Dataset records
________________________________________

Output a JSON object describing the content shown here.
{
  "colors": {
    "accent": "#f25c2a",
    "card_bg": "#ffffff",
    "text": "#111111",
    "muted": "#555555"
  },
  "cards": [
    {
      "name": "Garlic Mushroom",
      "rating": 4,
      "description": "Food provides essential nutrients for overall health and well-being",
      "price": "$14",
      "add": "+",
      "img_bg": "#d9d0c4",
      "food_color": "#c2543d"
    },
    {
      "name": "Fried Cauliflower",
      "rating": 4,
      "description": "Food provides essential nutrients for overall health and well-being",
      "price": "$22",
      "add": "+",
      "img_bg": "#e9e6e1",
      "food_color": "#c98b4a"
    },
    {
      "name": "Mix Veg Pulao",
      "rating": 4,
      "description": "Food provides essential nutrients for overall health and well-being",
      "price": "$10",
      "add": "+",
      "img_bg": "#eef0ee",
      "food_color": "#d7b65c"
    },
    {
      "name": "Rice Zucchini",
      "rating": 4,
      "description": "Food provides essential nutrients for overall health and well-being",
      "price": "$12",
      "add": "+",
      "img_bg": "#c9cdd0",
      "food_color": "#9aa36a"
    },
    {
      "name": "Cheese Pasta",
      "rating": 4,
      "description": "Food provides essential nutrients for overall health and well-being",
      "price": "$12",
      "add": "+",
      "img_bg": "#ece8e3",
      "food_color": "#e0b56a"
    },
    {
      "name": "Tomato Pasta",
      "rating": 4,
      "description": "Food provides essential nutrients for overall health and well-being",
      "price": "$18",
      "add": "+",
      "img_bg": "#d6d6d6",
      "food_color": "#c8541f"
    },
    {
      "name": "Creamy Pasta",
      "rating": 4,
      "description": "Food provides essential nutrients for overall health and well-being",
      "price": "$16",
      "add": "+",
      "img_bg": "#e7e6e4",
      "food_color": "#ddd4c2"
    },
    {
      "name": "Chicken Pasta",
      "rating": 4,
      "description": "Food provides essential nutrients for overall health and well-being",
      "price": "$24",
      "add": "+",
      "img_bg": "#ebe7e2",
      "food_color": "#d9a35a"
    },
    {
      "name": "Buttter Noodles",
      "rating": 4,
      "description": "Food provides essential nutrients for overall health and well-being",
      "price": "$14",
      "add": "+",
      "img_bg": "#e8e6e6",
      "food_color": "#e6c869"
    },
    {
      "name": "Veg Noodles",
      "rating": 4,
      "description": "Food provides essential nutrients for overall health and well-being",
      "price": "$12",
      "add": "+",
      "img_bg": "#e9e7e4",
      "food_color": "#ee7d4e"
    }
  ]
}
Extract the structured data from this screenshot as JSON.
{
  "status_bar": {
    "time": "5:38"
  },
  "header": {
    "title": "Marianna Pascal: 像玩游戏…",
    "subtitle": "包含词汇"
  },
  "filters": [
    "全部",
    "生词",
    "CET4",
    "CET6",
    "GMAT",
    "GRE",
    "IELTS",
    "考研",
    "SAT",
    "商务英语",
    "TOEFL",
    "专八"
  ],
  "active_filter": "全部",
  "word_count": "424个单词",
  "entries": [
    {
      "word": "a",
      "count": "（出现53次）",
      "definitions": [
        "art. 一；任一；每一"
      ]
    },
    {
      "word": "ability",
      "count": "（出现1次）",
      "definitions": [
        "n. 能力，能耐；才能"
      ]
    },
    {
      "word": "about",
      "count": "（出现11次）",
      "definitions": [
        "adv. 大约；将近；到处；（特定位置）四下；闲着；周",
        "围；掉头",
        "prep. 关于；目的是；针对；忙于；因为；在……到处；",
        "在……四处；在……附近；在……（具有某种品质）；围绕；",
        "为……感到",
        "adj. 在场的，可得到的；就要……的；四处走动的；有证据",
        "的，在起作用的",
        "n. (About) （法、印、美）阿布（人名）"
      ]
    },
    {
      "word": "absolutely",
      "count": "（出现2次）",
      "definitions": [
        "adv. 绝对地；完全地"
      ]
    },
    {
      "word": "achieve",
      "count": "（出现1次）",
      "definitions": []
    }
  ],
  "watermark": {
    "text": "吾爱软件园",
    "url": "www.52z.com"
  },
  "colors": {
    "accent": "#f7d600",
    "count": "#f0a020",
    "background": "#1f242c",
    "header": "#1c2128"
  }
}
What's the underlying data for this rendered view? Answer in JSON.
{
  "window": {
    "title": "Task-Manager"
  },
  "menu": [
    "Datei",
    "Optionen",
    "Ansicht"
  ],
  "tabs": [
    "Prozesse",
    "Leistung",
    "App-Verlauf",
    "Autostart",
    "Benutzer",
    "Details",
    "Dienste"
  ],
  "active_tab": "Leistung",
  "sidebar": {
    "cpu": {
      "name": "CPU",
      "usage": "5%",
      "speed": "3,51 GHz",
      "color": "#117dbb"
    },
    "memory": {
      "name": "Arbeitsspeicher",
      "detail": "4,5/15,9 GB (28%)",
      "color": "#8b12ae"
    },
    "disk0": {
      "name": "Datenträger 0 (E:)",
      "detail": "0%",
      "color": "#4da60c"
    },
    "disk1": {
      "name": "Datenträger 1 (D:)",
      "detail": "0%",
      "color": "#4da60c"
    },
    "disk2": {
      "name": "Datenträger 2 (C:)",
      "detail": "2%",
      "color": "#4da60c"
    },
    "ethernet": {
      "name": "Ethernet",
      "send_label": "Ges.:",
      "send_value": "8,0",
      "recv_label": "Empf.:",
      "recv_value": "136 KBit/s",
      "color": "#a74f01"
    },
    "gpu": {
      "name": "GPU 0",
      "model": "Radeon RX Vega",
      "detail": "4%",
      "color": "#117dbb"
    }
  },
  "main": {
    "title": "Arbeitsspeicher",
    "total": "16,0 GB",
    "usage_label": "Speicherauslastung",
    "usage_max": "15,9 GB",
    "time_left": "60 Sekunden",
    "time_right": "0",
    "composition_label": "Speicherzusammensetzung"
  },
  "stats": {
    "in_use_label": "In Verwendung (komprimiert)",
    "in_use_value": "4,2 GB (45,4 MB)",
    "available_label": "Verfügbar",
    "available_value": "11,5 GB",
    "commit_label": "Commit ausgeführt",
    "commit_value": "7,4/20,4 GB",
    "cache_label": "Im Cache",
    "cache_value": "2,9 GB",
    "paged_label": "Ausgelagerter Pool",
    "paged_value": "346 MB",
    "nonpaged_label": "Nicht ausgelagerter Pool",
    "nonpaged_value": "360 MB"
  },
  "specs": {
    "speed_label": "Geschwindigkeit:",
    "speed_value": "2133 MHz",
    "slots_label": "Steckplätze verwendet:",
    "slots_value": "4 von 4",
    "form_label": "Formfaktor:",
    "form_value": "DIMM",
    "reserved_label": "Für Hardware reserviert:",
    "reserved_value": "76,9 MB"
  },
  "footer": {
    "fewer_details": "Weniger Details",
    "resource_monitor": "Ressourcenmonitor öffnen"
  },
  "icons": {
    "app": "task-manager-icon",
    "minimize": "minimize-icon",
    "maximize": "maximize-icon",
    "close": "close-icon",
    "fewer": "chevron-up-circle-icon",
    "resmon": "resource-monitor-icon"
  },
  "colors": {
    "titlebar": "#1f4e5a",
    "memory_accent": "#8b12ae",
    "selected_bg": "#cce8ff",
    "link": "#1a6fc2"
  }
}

________________________________________

▸ **Requirement**
Retype every entry above, word for word.

▸ **Result below**
Output a JSON object describing the content shown here.
{
  "colors": {
    "accent": "#f25c2a",
    "card_bg": "#ffffff",
    "text": "#111111",
    "muted": "#555555"
  },
  "cards": [
    {
      "name": "Garlic Mushroom",
      "rating": 4,
      "description": "Food provides essential nutrients for overall health and well-being",
      "price": "$14",
      "add": "+",
      "img_bg": "#d9d0c4",
      "food_color": "#c2543d"
    },
    {
      "name": "Fried Cauliflower",
      "rating": 4,
      "description": "Food provides essential nutrients for overall health and well-being",
      "price": "$22",
      "add": "+",
      "img_bg": "#e9e6e1",
      "food_color": "#c98b4a"
    },
    {
      "name": "Mix Veg Pulao",
      "rating": 4,
      "description": "Food provides essential nutrients for overall health and well-being",
      "price": "$10",
      "add": "+",
      "img_bg": "#eef0ee",
      "food_color": "#d7b65c"
    },
    {
      "name": "Rice Zucchini",
      "rating": 4,
      "description": "Food provides essential nutrients for overall health and well-being",
      "price": "$12",
      "add": "+",
      "img_bg": "#c9cdd0",
      "food_color": "#9aa36a"
    },
    {
      "name": "Cheese Pasta",
      "rating": 4,
      "description": "Food provides essential nutrients for overall health and well-being",
      "price": "$12",
      "add": "+",
      "img_bg": "#ece8e3",
      "food_color": "#e0b56a"
    },
    {
      "name": "Tomato Pasta",
      "rating": 4,
      "description": "Food provides essential nutrients for overall health and well-being",
      "price": "$18",
      "add": "+",
      "img_bg": "#d6d6d6",
      "food_color": "#c8541f"
    },
    {
      "name": "Creamy Pasta",
      "rating": 4,
      "description": "Food provides essential nutrients for overall health and well-being",
      "price": "$16",
      "add": "+",
      "img_bg": "#e7e6e4",
      "food_color": "#ddd4c2"
    },
    {
      "name": "Chicken Pasta",
      "rating": 4,
      "description": "Food provides essential nutrients for overall health and well-being",
      "price": "$24",
      "add": "+",
      "img_bg": "#ebe7e2",
      "food_color": "#d9a35a"
    },
    {
      "name": "Buttter Noodles",
      "rating": 4,
      "description": "Food provides essential nutrients for overall health and well-being",
      "price": "$14",
      "add": "+",
      "img_bg": "#e8e6e6",
      "food_color": "#e6c869"
    },
    {
      "name": "Veg Noodles",
      "rating": 4,
      "description": "Food provides essential nutrients for overall health and well-being",
      "price": "$12",
      "add": "+",
      "img_bg": "#e9e7e4",
      "food_color": "#ee7d4e"
    }
  ]
}
Extract the structured data from this screenshot as JSON.
{
  "status_bar": {
    "time": "5:38"
  },
  "header": {
    "title": "Marianna Pascal: 像玩游戏…",
    "subtitle": "包含词汇"
  },
  "filters": [
    "全部",
    "生词",
    "CET4",
    "CET6",
    "GMAT",
    "GRE",
    "IELTS",
    "考研",
    "SAT",
    "商务英语",
    "TOEFL",
    "专八"
  ],
  "active_filter": "全部",
  "word_count": "424个单词",
  "entries": [
    {
      "word": "a",
      "count": "（出现53次）",
      "definitions": [
        "art. 一；任一；每一"
      ]
    },
    {
      "word": "ability",
      "count": "（出现1次）",
      "definitions": [
        "n. 能力，能耐；才能"
      ]
    },
    {
      "word": "about",
      "count": "（出现11次）",
      "definitions": [
        "adv. 大约；将近；到处；（特定位置）四下；闲着；周",
        "围；掉头",
        "prep. 关于；目的是；针对；忙于；因为；在……到处；",
        "在……四处；在……附近；在……（具有某种品质）；围绕；",
        "为……感到",
        "adj. 在场的，可得到的；就要……的；四处走动的；有证据",
        "的，在起作用的",
        "n. (About) （法、印、美）阿布（人名）"
      ]
    },
    {
      "word": "absolutely",
      "count": "（出现2次）",
      "definitions": [
        "adv. 绝对地；完全地"
      ]
    },
    {
      "word": "achieve",
      "count": "（出现1次）",
      "definitions": []
    }
  ],
  "watermark": {
    "text": "吾爱软件园",
    "url": "www.52z.com"
  },
  "colors": {
    "accent": "#f7d600",
    "count": "#f0a020",
    "background": "#1f242c",
    "header": "#1c2128"
  }
}
What's the underlying data for this rendered view? Answer in JSON.
{
  "window": {
    "title": "Task-Manager"
  },
  "menu": [
    "Datei",
    "Optionen",
    "Ansicht"
  ],
  "tabs": [
    "Prozesse",
    "Leistung",
    "App-Verlauf",
    "Autostart",
    "Benutzer",
    "Details",
    "Dienste"
  ],
  "active_tab": "Leistung",
  "sidebar": {
    "cpu": {
      "name": "CPU",
      "usage": "5%",
      "speed": "3,51 GHz",
      "color": "#117dbb"
    },
    "memory": {
      "name": "Arbeitsspeicher",
      "detail": "4,5/15,9 GB (28%)",
      "color": "#8b12ae"
    },
    "disk0": {
      "name": "Datenträger 0 (E:)",
      "detail": "0%",
      "color": "#4da60c"
    },
    "disk1": {
      "name": "Datenträger 1 (D:)",
      "detail": "0%",
      "color": "#4da60c"
    },
    "disk2": {
      "name": "Datenträger 2 (C:)",
      "detail": "2%",
      "color": "#4da60c"
    },
    "ethernet": {
      "name": "Ethernet",
      "send_label": "Ges.:",
      "send_value": "8,0",
      "recv_label": "Empf.:",
      "recv_value": "136 KBit/s",
      "color": "#a74f01"
    },
    "gpu": {
      "name": "GPU 0",
      "model": "Radeon RX Vega",
      "detail": "4%",
      "color": "#117dbb"
    }
  },
  "main": {
    "title": "Arbeitsspeicher",
    "total": "16,0 GB",
    "usage_label": "Speicherauslastung",
    "usage_max": "15,9 GB",
    "time_left": "60 Sekunden",
    "time_right": "0",
    "composition_label": "Speicherzusammensetzung"
  },
  "stats": {
    "in_use_label": "In Verwendung (komprimiert)",
    "in_use_value": "4,2 GB (45,4 MB)",
    "available_label": "Verfügbar",
    "available_value": "11,5 GB",
    "commit_label": "Commit ausgeführt",
    "commit_value": "7,4/20,4 GB",
    "cache_label": "Im Cache",
    "cache_value": "2,9 GB",
    "paged_label": "Ausgelagerter Pool",
    "paged_value": "346 MB",
    "nonpaged_label": "Nicht ausgelagerter Pool",
    "nonpaged_value": "360 MB"
  },
  "specs": {
    "speed_label": "Geschwindigkeit:",
    "speed_value": "2133 MHz",
    "slots_label": "Steckplätze verwendet:",
    "slots_value": "4 von 4",
    "form_label": "Formfaktor:",
    "form_value": "DIMM",
    "reserved_label": "Für Hardware reserviert:",
    "reserved_value": "76,9 MB"
  },
  "footer": {
    "fewer_details": "Weniger Details",
    "resource_monitor": "Ressourcenmonitor öffnen"
  },
  "icons": {
    "app": "task-manager-icon",
    "minimize": "minimize-icon",
    "maximize": "maximize-icon",
    "close": "close-icon",
    "fewer": "chevron-up-circle-icon",
    "resmon": "resource-monitor-icon"
  },
  "colors": {
    "titlebar": "#1f4e5a",
    "memory_accent": "#8b12ae",
    "selected_bg": "#cce8ff",
    "link": "#1a6fc2"
  }
}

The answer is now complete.